Directions: Tally every line of the listing below that holds "content", then give the tally alone.
________________
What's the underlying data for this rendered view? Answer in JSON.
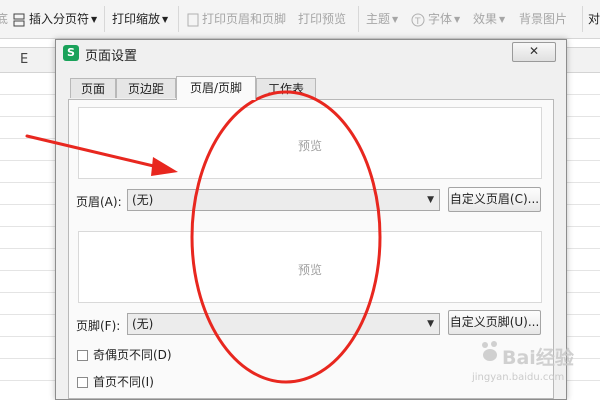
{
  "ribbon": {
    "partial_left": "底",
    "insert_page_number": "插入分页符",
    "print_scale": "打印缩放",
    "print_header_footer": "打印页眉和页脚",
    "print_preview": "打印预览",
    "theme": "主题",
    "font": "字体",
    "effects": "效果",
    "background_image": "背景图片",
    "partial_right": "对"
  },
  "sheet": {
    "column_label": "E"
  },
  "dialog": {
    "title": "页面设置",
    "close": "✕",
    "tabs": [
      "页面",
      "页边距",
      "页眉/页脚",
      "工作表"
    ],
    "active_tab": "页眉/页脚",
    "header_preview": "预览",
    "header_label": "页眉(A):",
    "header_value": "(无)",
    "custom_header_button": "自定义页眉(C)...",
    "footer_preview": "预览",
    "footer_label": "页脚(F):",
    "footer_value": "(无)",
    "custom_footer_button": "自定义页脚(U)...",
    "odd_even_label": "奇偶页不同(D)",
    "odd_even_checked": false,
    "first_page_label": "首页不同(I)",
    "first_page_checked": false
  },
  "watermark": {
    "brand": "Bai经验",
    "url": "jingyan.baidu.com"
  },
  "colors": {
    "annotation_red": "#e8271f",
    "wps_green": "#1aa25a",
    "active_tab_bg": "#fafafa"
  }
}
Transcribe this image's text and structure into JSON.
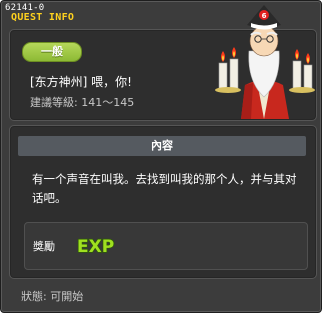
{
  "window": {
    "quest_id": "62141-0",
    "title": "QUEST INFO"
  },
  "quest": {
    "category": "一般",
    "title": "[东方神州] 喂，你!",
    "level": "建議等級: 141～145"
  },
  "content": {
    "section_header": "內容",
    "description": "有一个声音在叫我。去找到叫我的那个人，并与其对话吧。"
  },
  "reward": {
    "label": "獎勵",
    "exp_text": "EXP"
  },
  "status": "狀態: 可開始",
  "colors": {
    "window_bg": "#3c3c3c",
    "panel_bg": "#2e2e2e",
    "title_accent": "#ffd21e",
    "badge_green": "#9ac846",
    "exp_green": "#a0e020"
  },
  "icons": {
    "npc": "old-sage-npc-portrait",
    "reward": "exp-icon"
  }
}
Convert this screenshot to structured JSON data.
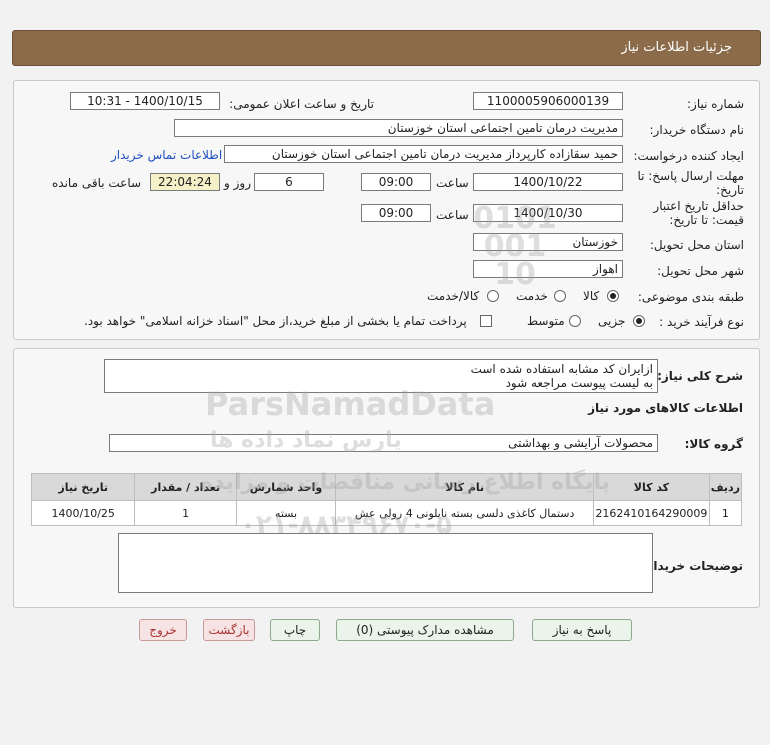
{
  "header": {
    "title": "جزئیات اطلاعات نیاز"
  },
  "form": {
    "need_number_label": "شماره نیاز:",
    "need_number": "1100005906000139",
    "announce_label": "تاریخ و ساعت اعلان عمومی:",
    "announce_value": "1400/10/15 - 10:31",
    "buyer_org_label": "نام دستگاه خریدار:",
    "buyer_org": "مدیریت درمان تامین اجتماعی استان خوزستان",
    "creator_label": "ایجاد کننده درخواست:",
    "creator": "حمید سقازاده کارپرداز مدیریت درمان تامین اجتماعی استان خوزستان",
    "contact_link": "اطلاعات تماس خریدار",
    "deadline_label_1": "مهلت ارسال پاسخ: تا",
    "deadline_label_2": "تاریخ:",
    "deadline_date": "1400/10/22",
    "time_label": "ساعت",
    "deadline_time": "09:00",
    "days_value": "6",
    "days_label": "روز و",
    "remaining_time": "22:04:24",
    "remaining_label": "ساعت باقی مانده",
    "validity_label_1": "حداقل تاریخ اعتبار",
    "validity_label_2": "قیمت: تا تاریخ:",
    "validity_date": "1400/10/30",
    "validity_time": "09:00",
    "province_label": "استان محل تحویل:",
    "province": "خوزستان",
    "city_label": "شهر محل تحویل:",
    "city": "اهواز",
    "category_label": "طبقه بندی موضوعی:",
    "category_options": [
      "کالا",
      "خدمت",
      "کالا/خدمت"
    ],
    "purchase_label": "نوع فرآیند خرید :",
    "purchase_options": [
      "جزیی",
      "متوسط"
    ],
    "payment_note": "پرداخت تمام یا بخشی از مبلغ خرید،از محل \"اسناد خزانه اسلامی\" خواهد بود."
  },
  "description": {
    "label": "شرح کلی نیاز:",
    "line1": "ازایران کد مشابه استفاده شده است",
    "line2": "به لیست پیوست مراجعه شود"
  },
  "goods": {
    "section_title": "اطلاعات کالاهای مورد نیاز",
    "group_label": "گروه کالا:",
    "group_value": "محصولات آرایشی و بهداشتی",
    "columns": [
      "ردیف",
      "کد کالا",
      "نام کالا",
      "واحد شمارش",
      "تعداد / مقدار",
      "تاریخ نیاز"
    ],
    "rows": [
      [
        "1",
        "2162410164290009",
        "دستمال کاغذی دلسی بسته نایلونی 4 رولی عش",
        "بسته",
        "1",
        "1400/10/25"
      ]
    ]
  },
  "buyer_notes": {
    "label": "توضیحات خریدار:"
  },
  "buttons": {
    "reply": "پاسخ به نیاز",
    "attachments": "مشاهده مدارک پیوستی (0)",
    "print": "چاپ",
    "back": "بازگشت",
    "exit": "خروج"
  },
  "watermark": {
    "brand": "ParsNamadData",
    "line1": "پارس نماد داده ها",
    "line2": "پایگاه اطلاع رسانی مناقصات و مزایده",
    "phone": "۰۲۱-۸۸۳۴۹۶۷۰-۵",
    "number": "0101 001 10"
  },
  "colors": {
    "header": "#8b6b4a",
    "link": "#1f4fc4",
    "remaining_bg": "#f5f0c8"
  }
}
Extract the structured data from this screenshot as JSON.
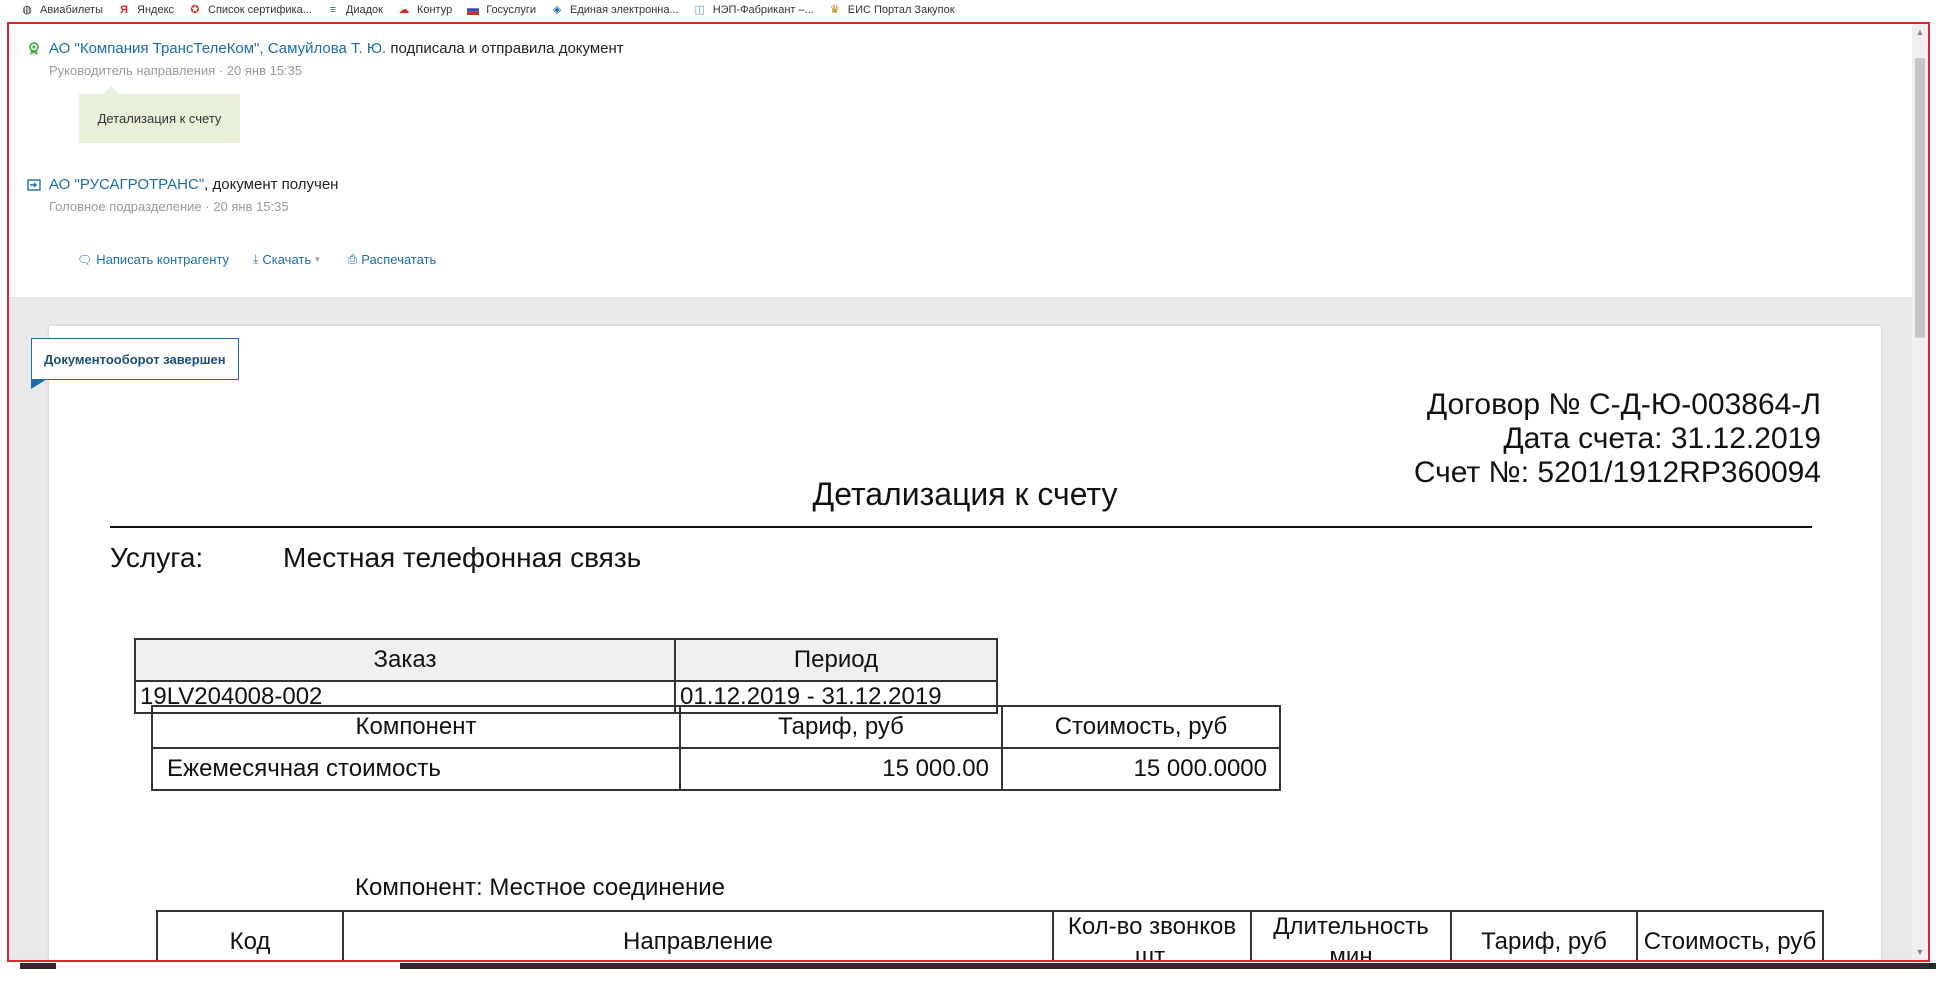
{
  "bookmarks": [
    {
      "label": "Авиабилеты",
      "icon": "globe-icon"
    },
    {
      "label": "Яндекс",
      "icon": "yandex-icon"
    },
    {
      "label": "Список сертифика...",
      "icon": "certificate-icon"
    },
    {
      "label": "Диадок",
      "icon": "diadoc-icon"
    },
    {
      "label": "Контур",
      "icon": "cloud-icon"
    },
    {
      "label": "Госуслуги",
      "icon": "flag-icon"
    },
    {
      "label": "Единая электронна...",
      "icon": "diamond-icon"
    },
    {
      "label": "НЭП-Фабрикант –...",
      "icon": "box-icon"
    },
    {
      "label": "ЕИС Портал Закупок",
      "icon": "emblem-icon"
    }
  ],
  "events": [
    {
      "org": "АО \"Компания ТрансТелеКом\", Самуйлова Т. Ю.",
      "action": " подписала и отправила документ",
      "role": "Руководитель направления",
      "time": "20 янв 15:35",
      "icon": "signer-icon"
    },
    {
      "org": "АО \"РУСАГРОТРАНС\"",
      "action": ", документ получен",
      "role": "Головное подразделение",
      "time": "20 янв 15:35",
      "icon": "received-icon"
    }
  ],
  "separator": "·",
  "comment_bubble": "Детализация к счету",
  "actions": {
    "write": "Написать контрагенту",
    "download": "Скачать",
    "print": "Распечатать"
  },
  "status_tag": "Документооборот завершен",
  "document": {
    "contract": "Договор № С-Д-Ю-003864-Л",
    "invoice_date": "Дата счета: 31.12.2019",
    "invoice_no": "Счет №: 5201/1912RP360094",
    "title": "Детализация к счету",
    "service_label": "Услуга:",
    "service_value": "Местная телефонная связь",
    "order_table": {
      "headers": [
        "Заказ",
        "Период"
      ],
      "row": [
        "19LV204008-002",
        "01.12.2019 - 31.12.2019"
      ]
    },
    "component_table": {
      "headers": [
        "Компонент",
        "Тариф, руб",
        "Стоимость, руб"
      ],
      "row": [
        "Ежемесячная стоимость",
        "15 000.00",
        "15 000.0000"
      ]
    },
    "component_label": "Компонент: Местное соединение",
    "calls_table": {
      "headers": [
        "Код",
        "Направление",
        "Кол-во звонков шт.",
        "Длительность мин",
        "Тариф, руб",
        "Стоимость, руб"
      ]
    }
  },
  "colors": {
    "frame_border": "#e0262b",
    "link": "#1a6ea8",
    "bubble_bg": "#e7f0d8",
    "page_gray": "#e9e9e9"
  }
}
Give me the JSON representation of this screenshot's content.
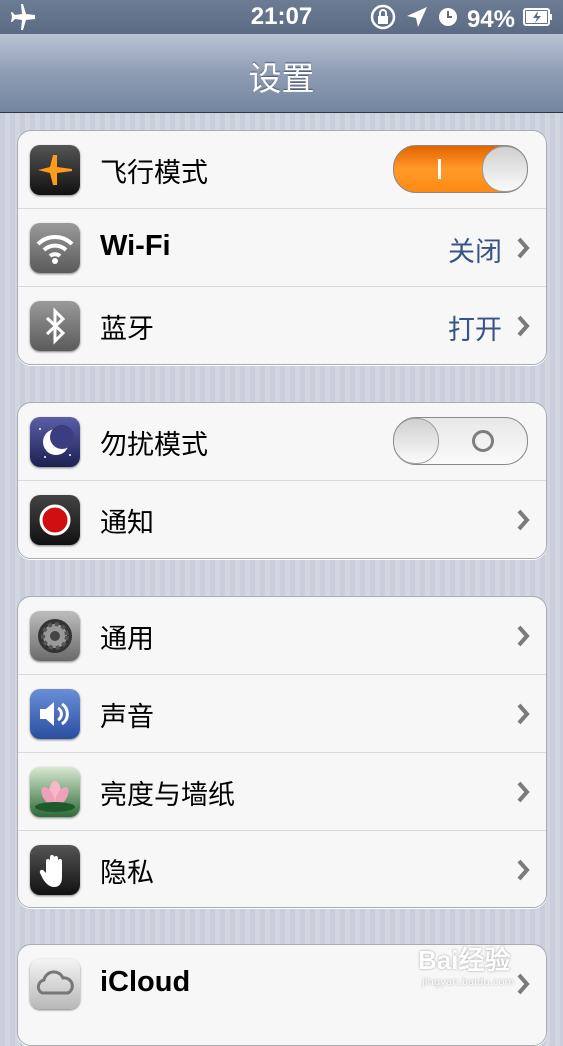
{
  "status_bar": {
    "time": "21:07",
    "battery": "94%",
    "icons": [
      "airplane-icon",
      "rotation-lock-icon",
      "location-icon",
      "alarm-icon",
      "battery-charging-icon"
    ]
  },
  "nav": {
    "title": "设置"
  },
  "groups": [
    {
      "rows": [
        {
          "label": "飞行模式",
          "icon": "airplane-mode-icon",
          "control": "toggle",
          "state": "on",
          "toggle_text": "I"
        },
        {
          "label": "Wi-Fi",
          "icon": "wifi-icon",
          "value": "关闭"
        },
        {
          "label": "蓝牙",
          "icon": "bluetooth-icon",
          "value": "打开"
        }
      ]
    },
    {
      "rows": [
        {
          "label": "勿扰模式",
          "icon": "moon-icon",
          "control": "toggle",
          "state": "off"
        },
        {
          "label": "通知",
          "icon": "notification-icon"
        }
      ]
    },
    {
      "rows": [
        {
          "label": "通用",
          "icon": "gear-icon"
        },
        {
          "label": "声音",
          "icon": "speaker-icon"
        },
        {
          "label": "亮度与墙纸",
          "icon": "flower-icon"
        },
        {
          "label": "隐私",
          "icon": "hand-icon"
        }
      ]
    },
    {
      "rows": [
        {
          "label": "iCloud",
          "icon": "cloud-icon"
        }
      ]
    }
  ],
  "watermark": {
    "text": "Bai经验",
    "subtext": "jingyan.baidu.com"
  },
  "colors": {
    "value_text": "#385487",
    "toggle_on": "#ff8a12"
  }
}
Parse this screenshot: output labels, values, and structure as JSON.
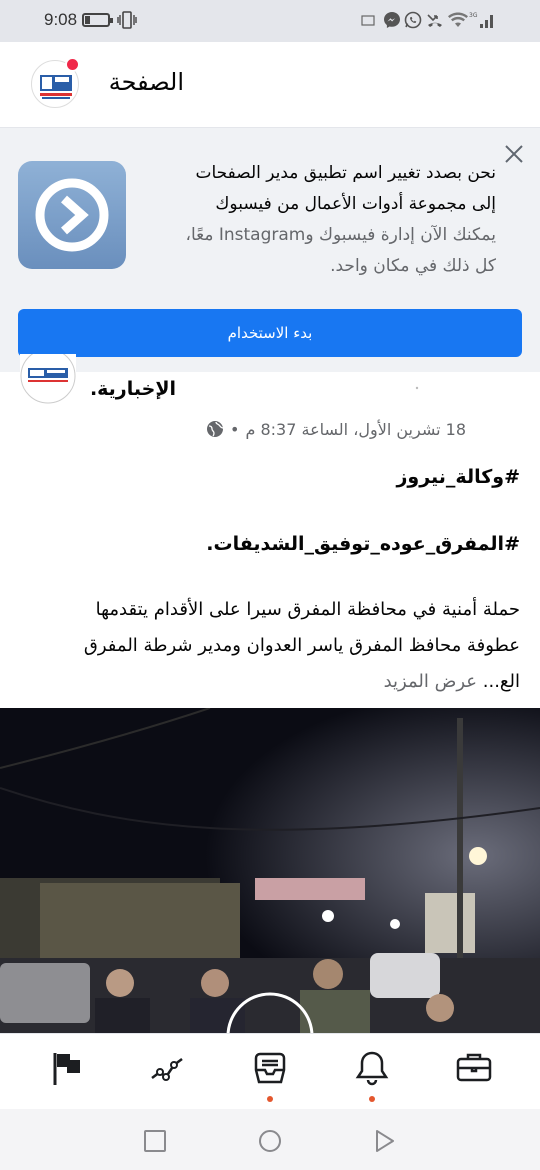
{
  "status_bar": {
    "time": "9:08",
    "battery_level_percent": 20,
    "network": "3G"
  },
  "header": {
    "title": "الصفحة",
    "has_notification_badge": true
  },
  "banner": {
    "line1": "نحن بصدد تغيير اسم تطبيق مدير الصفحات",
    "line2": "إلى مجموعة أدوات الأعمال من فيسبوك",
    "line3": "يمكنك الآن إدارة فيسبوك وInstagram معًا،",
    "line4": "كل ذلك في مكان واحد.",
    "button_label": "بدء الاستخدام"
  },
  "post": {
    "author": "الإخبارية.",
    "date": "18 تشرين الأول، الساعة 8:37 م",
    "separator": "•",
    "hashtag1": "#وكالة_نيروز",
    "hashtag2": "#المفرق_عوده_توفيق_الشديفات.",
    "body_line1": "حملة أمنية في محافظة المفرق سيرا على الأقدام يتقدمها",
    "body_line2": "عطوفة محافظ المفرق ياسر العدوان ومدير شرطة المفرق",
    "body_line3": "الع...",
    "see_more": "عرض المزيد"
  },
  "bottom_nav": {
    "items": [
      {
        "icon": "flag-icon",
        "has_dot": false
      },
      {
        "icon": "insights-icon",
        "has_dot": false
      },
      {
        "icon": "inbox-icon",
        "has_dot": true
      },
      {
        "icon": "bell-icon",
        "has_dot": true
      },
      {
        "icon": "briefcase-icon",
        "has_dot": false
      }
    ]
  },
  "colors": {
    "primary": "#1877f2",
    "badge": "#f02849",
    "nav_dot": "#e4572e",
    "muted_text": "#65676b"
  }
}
________________
Task response: 2